Exercise brief: Set out every line bearing the string "období".

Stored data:

____

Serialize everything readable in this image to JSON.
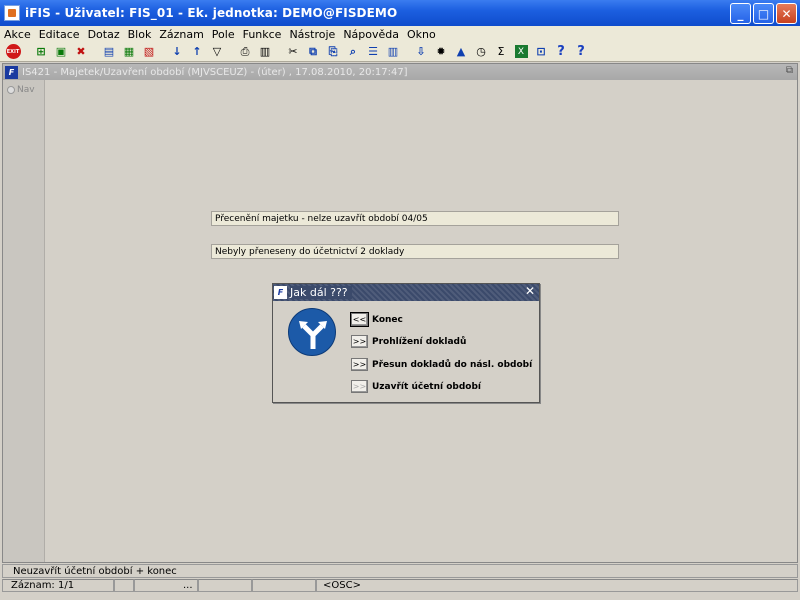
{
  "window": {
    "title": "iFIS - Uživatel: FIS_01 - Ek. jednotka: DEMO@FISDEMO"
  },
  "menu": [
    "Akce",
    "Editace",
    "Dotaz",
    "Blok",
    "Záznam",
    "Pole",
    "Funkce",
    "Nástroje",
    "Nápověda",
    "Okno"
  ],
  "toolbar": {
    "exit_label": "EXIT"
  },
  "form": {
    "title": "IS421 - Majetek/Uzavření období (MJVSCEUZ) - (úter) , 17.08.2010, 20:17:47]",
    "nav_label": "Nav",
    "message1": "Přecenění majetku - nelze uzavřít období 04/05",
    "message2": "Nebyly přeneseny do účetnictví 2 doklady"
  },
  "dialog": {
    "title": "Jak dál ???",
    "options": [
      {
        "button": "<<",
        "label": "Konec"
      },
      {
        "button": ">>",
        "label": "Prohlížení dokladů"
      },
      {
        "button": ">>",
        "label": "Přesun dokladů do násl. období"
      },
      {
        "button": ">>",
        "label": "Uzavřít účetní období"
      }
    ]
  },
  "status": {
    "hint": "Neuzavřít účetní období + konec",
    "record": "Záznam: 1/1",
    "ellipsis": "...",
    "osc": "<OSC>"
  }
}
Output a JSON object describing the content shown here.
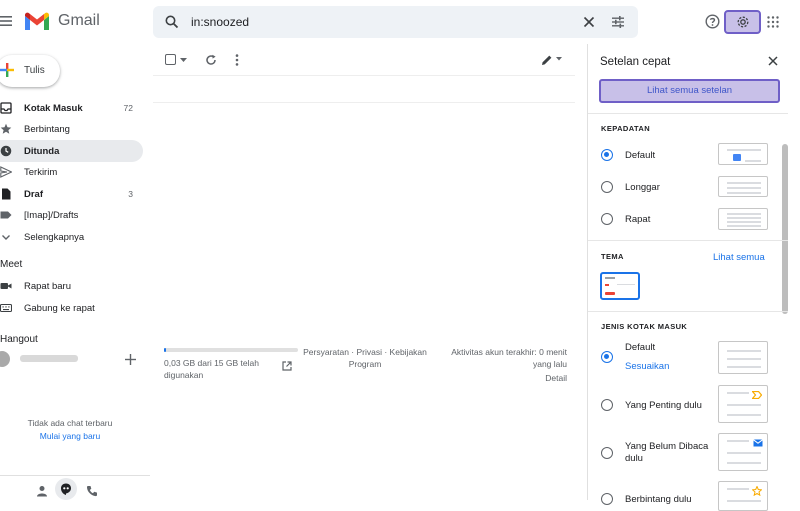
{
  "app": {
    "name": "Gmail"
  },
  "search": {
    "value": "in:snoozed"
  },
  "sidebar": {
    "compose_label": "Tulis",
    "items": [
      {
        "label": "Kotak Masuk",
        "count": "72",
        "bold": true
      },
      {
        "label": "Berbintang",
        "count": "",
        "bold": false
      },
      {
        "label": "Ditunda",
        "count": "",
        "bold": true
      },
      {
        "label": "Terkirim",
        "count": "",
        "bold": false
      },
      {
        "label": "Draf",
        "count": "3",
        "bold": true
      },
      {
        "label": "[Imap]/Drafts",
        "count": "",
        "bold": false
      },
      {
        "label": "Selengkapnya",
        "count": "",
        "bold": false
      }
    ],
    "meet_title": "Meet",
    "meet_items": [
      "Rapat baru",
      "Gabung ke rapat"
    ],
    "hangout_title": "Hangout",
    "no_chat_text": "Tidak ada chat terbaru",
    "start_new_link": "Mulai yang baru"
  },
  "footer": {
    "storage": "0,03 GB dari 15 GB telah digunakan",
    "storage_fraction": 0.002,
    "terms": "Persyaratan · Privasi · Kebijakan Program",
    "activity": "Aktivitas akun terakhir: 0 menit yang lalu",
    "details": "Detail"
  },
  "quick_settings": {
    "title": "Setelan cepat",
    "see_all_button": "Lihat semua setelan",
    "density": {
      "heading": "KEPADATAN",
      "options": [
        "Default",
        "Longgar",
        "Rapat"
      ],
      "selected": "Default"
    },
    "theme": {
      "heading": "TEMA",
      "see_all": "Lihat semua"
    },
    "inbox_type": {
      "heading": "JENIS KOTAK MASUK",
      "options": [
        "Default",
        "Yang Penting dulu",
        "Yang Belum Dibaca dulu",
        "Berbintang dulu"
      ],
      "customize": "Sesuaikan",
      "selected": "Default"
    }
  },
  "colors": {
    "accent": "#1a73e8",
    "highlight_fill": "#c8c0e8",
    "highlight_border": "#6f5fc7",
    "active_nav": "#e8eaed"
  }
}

____

Solution to this problem:
    "title": "IS421 - Majetek/Uzavření období (MJVSCEUZ) - (úter) , 17.08.2010, 20:17:47]",
    "message1": "Přecenění majetku - nelze uzavřít období 04/05",
        "label": "Přesun dokladů do násl. období"
        "label": "Uzavřít účetní období"
    "hint": "Neuzavřít účetní období + konec",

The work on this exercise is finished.